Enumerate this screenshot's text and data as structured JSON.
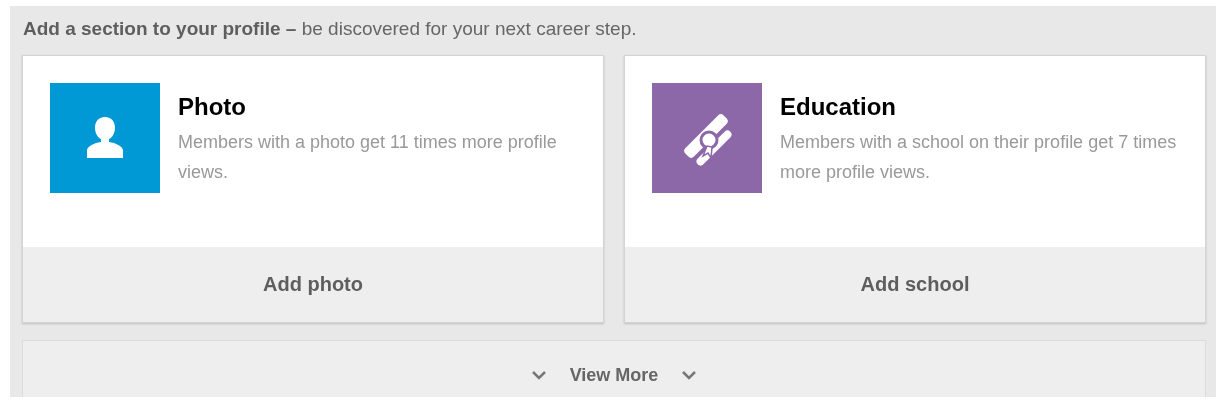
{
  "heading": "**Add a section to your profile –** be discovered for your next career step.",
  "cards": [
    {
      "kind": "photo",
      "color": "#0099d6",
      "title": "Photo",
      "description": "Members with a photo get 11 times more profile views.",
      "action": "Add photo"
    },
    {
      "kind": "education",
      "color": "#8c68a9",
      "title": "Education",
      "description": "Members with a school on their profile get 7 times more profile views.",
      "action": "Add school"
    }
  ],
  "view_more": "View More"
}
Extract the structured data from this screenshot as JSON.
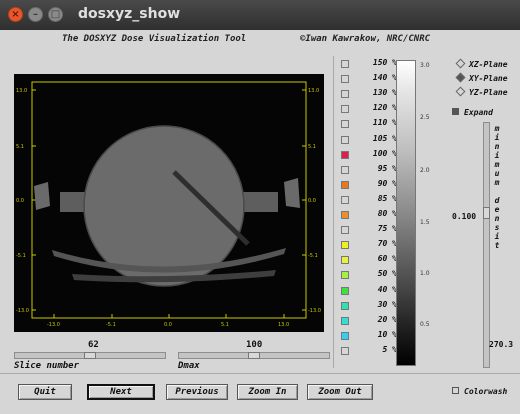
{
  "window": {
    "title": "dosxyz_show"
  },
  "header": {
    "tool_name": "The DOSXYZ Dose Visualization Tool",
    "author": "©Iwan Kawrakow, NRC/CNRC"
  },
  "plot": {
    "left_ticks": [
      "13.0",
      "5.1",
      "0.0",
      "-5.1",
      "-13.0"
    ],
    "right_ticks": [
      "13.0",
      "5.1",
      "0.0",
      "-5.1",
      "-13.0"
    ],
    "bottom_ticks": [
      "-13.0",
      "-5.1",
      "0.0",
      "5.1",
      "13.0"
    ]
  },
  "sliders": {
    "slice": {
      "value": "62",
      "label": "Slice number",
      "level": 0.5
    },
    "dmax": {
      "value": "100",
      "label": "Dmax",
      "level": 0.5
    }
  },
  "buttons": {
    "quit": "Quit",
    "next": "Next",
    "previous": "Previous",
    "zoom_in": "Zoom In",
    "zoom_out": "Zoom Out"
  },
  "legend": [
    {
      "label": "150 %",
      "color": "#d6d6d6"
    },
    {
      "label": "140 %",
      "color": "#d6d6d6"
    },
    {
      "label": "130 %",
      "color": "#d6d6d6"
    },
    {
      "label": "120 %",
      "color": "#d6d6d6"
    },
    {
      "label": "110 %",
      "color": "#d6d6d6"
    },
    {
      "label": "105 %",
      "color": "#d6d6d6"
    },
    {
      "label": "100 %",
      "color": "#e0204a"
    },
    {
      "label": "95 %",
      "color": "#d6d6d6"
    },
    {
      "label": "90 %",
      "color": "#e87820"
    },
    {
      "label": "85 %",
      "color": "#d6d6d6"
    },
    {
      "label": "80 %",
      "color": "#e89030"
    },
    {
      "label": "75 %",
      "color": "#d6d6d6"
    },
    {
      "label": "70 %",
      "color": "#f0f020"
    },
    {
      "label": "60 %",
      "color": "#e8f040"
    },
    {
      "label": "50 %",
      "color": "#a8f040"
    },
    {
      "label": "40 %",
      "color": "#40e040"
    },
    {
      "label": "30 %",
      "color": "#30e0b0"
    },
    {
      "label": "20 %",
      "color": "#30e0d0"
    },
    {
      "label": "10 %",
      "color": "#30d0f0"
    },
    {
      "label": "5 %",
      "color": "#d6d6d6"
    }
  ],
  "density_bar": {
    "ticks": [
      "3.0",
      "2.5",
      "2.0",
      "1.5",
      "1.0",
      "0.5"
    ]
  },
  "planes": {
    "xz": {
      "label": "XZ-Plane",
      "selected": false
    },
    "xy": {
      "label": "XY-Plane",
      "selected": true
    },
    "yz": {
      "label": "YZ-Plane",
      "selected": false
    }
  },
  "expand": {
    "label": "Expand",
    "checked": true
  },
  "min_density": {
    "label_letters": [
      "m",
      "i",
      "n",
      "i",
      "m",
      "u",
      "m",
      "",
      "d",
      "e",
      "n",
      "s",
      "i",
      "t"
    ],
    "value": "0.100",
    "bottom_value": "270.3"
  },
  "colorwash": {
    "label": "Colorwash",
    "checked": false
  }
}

----

▶ THE PROBLEM: Only lines with "screenshot" are wanted here; list each of them.

▶ PROBLEM SOLUTION:
Enumerate this screenshot's text and data as structured JSON.
Extract the structured data from this screenshot as JSON.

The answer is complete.